Now that we have the two parameters (database connection and query), we can pass them to the `pd.read_sql()` function, and obtain the data.

In [None]:
# here we pass the query and the connection to the pd.read_sql() function and assign the variable `wage` 
# to the dataframe returned by the function
df = pd.read_sql(query, conn)

In [None]:
df.head()

## Analysis: Using Python and SQL
- Back to [Table of Contents](#Table-of-Contents)

__What are different measures of employment for TANF recipients?__

To explore possible metrics, we will need to combine TANF and employment (in our case, UI wage records) data. We will start slow and explore these datasets individually, then work up to some initial metrics of employment before, during and after receipt of TANF benefits.

### What is in the Database?

════════════════════

**SET PROBLEM A**
In the notebook passage, which function are the query and the database connection passed to?

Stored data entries
════════════════════

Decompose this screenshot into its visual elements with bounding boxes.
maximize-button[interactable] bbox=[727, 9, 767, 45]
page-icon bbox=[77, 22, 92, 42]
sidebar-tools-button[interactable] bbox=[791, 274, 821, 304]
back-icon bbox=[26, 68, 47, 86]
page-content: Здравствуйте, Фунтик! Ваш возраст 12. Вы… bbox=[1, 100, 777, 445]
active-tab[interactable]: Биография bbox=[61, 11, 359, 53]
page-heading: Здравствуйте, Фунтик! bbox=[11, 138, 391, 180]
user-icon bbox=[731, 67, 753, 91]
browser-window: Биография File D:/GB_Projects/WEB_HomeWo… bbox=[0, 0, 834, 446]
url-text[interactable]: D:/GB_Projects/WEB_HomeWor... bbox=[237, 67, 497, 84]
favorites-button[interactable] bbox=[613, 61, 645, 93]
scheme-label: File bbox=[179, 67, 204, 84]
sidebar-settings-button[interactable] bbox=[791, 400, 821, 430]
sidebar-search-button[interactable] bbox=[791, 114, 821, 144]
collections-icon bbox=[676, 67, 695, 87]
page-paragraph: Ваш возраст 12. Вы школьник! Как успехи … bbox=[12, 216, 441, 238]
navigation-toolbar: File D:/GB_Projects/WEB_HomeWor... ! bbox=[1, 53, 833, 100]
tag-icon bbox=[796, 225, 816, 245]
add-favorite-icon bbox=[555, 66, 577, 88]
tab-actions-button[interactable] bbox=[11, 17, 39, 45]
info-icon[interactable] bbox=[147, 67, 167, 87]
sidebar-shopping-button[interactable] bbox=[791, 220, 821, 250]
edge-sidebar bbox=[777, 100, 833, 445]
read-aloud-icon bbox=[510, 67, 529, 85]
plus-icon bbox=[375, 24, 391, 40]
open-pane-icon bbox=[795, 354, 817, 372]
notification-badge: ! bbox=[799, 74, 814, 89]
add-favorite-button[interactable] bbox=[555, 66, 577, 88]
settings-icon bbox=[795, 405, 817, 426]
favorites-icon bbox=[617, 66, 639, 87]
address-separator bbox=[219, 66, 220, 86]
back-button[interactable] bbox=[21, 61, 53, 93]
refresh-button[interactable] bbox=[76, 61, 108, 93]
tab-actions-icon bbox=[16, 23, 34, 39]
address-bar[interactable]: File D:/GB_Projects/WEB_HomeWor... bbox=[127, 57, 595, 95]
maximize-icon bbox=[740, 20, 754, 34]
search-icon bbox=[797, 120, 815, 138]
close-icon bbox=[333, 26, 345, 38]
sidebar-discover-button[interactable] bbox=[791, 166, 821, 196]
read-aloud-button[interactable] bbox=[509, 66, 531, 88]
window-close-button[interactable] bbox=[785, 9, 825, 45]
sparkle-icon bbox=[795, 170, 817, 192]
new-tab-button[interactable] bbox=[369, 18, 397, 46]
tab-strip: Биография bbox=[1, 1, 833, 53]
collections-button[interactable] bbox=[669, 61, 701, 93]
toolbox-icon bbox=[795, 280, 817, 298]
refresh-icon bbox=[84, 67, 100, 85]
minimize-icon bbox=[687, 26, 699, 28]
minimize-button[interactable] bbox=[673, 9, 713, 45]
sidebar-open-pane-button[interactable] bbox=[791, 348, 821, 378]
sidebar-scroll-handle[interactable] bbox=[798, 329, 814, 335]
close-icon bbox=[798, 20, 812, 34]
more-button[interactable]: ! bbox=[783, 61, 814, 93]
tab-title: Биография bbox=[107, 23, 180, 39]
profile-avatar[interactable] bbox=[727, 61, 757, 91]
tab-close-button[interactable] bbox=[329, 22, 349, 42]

════════════════════

**SET PROBLEM B**
Rewrite the listing as a JSON list of strings, one string per line, starting at the first line of the listing and continuing through the line with "notification-badge: ! bbox=[799, 74, 814, 89]".

**EXERCISE SOLUTION A**
They are passed to the `pd.read_sql()` function.

**EXERCISE SOLUTION B**
[
  "Decompose this screenshot into its visual elements with bounding boxes.",
  "maximize-button[interactable] bbox=[727, 9, 767, 45]",
  "page-icon bbox=[77, 22, 92, 42]",
  "sidebar-tools-button[interactable] bbox=[791, 274, 821, 304]",
  "back-icon bbox=[26, 68, 47, 86]",
  "page-content: Здравствуйте, Фунтик! Ваш возраст 12. Вы… bbox=[1, 100, 777, 445]",
  "active-tab[interactable]: Биография bbox=[61, 11, 359, 53]",
  "page-heading: Здравствуйте, Фунтик! bbox=[11, 138, 391, 180]",
  "user-icon bbox=[731, 67, 753, 91]",
  "browser-window: Биография File D:/GB_Projects/WEB_HomeWo… bbox=[0, 0, 834, 446]",
  "url-text[interactable]: D:/GB_Projects/WEB_HomeWor... bbox=[237, 67, 497, 84]",
  "favorites-button[interactable] bbox=[613, 61, 645, 93]",
  "scheme-label: File bbox=[179, 67, 204, 84]",
  "sidebar-settings-button[interactable] bbox=[791, 400, 821, 430]",
  "sidebar-search-button[interactable] bbox=[791, 114, 821, 144]",
  "collections-icon bbox=[676, 67, 695, 87]",
  "page-paragraph: Ваш возраст 12. Вы школьник! Как успехи … bbox=[12, 216, 441, 238]",
  "navigation-toolbar: File D:/GB_Projects/WEB_HomeWor... ! bbox=[1, 53, 833, 100]",
  "tag-icon bbox=[796, 225, 816, 245]",
  "add-favorite-icon bbox=[555, 66, 577, 88]",
  "tab-actions-button[interactable] bbox=[11, 17, 39, 45]",
  "info-icon[interactable] bbox=[147, 67, 167, 87]",
  "sidebar-shopping-button[interactable] bbox=[791, 220, 821, 250]",
  "edge-sidebar bbox=[777, 100, 833, 445]",
  "read-aloud-icon bbox=[510, 67, 529, 85]",
  "plus-icon bbox=[375, 24, 391, 40]",
  "open-pane-icon bbox=[795, 354, 817, 372]",
  "notification-badge: ! bbox=[799, 74, 814, 89]"
]